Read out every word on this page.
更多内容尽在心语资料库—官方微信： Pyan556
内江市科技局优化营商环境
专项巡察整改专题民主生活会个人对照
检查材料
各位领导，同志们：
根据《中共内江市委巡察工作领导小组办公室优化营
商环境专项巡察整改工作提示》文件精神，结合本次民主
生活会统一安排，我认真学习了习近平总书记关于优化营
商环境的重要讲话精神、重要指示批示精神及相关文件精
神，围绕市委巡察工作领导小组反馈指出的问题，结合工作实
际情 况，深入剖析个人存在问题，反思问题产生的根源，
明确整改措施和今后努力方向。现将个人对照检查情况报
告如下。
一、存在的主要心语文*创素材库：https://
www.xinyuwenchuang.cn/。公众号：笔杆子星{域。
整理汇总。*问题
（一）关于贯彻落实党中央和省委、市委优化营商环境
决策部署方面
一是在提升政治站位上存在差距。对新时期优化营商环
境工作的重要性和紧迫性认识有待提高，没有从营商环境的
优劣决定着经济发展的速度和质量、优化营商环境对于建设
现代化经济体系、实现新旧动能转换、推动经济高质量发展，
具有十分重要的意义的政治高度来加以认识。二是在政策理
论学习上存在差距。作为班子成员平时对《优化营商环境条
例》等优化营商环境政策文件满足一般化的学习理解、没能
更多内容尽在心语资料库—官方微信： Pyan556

___

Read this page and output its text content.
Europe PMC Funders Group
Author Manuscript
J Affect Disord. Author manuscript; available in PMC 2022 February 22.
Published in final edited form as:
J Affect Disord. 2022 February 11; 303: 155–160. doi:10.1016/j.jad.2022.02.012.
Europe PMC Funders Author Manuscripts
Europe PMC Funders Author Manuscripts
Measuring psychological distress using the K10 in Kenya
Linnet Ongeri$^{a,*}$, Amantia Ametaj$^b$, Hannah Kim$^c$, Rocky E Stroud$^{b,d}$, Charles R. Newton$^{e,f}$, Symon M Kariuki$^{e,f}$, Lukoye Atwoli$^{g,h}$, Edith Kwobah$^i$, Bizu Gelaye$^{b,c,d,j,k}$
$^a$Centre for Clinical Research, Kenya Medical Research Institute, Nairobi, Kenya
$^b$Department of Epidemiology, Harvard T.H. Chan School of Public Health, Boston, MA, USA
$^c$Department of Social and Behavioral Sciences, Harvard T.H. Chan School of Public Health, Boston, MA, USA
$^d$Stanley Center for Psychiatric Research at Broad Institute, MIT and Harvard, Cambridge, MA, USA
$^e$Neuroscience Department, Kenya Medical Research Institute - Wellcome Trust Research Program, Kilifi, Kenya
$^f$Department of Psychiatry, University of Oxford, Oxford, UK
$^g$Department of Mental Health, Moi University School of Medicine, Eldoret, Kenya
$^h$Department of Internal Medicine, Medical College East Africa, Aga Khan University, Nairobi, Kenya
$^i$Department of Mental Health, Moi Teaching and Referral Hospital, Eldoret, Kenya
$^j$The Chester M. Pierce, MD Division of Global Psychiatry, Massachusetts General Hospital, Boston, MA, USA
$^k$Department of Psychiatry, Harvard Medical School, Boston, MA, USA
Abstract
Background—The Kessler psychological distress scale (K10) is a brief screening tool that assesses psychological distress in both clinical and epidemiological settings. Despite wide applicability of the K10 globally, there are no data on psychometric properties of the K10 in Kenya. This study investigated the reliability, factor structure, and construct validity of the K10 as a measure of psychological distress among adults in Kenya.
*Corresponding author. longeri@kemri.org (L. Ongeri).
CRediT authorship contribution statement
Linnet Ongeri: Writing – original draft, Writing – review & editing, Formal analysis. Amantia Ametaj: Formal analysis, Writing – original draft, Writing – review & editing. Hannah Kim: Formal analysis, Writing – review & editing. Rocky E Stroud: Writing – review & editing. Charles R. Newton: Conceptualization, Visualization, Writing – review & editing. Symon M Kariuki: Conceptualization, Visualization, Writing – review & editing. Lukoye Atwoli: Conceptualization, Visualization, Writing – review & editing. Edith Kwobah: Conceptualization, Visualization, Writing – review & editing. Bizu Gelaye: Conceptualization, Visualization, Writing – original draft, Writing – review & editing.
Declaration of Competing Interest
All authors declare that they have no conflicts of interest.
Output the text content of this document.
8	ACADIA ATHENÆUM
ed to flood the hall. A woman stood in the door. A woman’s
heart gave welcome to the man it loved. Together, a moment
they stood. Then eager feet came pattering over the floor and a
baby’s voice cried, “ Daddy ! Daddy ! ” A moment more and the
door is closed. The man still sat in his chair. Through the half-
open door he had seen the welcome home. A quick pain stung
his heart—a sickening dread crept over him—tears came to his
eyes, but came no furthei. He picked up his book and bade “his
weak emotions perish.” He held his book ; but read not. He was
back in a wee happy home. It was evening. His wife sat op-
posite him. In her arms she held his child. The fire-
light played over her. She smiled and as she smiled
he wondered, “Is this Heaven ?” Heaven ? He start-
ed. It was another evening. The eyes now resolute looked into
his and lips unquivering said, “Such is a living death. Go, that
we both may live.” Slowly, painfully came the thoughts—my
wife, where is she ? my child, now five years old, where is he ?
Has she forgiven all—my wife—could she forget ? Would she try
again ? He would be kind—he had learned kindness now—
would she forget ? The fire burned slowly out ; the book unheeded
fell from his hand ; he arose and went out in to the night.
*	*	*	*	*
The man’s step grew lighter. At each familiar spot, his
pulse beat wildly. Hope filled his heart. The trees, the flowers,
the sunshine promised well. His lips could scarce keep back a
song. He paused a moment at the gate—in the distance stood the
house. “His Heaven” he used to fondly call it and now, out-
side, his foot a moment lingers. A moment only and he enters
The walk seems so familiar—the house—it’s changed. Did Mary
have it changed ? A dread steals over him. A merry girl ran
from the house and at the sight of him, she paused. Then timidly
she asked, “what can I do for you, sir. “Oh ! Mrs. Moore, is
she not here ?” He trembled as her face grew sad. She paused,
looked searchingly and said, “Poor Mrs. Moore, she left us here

___

PROBLEM DETAILS – Within the data above, pick out all lines holding the word "Research".

ANSWER TO THIS EXERCISE –
$^a$Centre for Clinical Research, Kenya Medical Research Institute, Nairobi, Kenya
$^d$Stanley Center for Psychiatric Research at Broad Institute, MIT and Harvard, Cambridge, MA, USA
$^e$Neuroscience Department, Kenya Medical Research Institute - Wellcome Trust Research Program, Kilifi, Kenya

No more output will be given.